Short problem: Extract the complete listing and repeat it word for word.
+ + + + + + +
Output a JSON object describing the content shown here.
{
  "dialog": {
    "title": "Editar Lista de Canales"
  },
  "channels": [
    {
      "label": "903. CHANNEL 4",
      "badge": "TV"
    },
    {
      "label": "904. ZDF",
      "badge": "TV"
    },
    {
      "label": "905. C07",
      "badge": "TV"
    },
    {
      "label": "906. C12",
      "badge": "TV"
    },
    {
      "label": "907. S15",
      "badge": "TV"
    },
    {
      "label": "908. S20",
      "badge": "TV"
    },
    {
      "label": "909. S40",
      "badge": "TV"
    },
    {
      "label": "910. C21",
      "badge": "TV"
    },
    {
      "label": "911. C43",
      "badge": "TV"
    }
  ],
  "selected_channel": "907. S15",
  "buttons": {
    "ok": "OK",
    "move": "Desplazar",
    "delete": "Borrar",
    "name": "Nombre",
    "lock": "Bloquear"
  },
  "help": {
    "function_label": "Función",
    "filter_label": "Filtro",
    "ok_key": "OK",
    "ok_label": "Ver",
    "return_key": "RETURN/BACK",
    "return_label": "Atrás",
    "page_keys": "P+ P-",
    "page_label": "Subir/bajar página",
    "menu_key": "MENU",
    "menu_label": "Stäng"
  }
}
+ + + + + + +
The reply:
Output a JSON object describing the content shown here.
{
  "dialog": {
    "title": "Editar Lista de Canales"
  },
  "channels": [
    {
      "label": "903. CHANNEL 4",
      "badge": "TV"
    },
    {
      "label": "904. ZDF",
      "badge": "TV"
    },
    {
      "label": "905. C07",
      "badge": "TV"
    },
    {
      "label": "906. C12",
      "badge": "TV"
    },
    {
      "label": "907. S15",
      "badge": "TV"
    },
    {
      "label": "908. S20",
      "badge": "TV"
    },
    {
      "label": "909. S40",
      "badge": "TV"
    },
    {
      "label": "910. C21",
      "badge": "TV"
    },
    {
      "label": "911. C43",
      "badge": "TV"
    }
  ],
  "selected_channel": "907. S15",
  "buttons": {
    "ok": "OK",
    "move": "Desplazar",
    "delete": "Borrar",
    "name": "Nombre",
    "lock": "Bloquear"
  },
  "help": {
    "function_label": "Función",
    "filter_label": "Filtro",
    "ok_key": "OK",
    "ok_label": "Ver",
    "return_key": "RETURN/BACK",
    "return_label": "Atrás",
    "page_keys": "P+ P-",
    "page_label": "Subir/bajar página",
    "menu_key": "MENU",
    "menu_label": "Stäng"
  }
}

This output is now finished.